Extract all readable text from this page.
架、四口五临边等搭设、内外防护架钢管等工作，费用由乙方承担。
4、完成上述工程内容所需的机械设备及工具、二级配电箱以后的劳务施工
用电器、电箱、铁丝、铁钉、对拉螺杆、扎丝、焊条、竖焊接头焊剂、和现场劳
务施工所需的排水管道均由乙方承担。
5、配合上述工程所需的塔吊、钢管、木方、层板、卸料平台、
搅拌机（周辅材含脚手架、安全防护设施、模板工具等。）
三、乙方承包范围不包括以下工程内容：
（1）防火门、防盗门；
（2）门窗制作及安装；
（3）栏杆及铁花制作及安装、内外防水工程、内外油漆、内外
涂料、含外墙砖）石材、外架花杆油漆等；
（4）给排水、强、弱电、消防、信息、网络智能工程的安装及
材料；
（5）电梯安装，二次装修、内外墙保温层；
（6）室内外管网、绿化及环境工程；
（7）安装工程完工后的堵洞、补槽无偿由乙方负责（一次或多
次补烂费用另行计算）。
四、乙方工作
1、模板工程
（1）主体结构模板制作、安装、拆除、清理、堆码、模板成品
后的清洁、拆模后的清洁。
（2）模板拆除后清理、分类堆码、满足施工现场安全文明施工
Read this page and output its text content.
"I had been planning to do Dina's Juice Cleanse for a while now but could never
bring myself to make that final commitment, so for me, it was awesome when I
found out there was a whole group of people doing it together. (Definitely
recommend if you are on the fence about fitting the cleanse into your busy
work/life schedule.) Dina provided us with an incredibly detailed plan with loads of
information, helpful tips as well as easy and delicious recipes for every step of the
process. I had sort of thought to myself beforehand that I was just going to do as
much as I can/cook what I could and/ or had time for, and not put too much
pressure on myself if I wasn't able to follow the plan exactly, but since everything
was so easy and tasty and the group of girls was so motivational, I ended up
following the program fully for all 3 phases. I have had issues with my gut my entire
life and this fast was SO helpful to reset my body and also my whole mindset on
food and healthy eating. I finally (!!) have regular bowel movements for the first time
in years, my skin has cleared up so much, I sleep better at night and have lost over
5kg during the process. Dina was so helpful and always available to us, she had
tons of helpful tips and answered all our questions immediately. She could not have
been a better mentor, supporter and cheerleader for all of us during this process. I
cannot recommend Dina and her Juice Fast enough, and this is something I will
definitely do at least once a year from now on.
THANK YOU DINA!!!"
───
#### Short exercise
Copy out all of the records shown above exactly.

#### Expected answer
Extract all readable text from this page.
架、四口五临边等搭设、内外防护架钢管等工作，费用由乙方承担。
4、完成上述工程内容所需的机械设备及工具、二级配电箱以后的劳务施工
用电器、电箱、铁丝、铁钉、对拉螺杆、扎丝、焊条、竖焊接头焊剂、和现场劳
务施工所需的排水管道均由乙方承担。
5、配合上述工程所需的塔吊、钢管、木方、层板、卸料平台、
搅拌机（周辅材含脚手架、安全防护设施、模板工具等。）
三、乙方承包范围不包括以下工程内容：
（1）防火门、防盗门；
（2）门窗制作及安装；
（3）栏杆及铁花制作及安装、内外防水工程、内外油漆、内外
涂料、含外墙砖）石材、外架花杆油漆等；
（4）给排水、强、弱电、消防、信息、网络智能工程的安装及
材料；
（5）电梯安装，二次装修、内外墙保温层；
（6）室内外管网、绿化及环境工程；
（7）安装工程完工后的堵洞、补槽无偿由乙方负责（一次或多
次补烂费用另行计算）。
四、乙方工作
1、模板工程
（1）主体结构模板制作、安装、拆除、清理、堆码、模板成品
后的清洁、拆模后的清洁。
（2）模板拆除后清理、分类堆码、满足施工现场安全文明施工
Read this page and output its text content.
"I had been planning to do Dina's Juice Cleanse for a while now but could never
bring myself to make that final commitment, so for me, it was awesome when I
found out there was a whole group of people doing it together. (Definitely
recommend if you are on the fence about fitting the cleanse into your busy
work/life schedule.) Dina provided us with an incredibly detailed plan with loads of
information, helpful tips as well as easy and delicious recipes for every step of the
process. I had sort of thought to myself beforehand that I was just going to do as
much as I can/cook what I could and/ or had time for, and not put too much
pressure on myself if I wasn't able to follow the plan exactly, but since everything
was so easy and tasty and the group of girls was so motivational, I ended up
following the program fully for all 3 phases. I have had issues with my gut my entire
life and this fast was SO helpful to reset my body and also my whole mindset on
food and healthy eating. I finally (!!) have regular bowel movements for the first time
in years, my skin has cleared up so much, I sleep better at night and have lost over
5kg during the process. Dina was so helpful and always available to us, she had
tons of helpful tips and answered all our questions immediately. She could not have
been a better mentor, supporter and cheerleader for all of us during this process. I
cannot recommend Dina and her Juice Fast enough, and this is something I will
definitely do at least once a year from now on.
THANK YOU DINA!!!"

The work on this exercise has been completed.